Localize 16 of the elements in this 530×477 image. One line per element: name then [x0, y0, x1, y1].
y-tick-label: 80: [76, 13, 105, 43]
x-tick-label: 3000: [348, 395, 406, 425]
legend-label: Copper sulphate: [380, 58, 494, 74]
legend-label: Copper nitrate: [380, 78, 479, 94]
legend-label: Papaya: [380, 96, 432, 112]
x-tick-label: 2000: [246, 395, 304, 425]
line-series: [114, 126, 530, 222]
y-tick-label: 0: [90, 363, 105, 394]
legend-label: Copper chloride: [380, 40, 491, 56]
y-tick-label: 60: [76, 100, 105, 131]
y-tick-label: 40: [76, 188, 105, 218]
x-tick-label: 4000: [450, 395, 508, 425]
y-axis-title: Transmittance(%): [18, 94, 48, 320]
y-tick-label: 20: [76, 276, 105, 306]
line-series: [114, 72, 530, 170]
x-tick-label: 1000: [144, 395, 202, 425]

» **Task description**: Put each line of the item above into a Markdown table with two columns, Row and Line, numbering the rows in order and omitting any blank lines.

» **Reply**:
| Row | Line |
|---|---|
| 1 | Localize 16 of the elements in this 530×477 image. One line per element: name then [x0, y0, x1, y1]. |
| 2 | y-tick-label: 80: [76, 13, 105, 43] |
| 3 | x-tick-label: 3000: [348, 395, 406, 425] |
| 4 | legend-label: Copper sulphate: [380, 58, 494, 74] |
| 5 | legend-label: Copper nitrate: [380, 78, 479, 94] |
| 6 | legend-label: Papaya: [380, 96, 432, 112] |
| 7 | x-tick-label: 2000: [246, 395, 304, 425] |
| 8 | line-series: [114, 126, 530, 222] |
| 9 | y-tick-label: 0: [90, 363, 105, 394] |
| 10 | legend-label: Copper chloride: [380, 40, 491, 56] |
| 11 | y-tick-label: 60: [76, 100, 105, 131] |
| 12 | y-tick-label: 40: [76, 188, 105, 218] |
| 13 | x-tick-label: 4000: [450, 395, 508, 425] |
| 14 | y-axis-title: Transmittance(%): [18, 94, 48, 320] |
| 15 | y-tick-label: 20: [76, 276, 105, 306] |
| 16 | line-series: [114, 72, 530, 170] |
| 17 | x-tick-label: 1000: [144, 395, 202, 425] |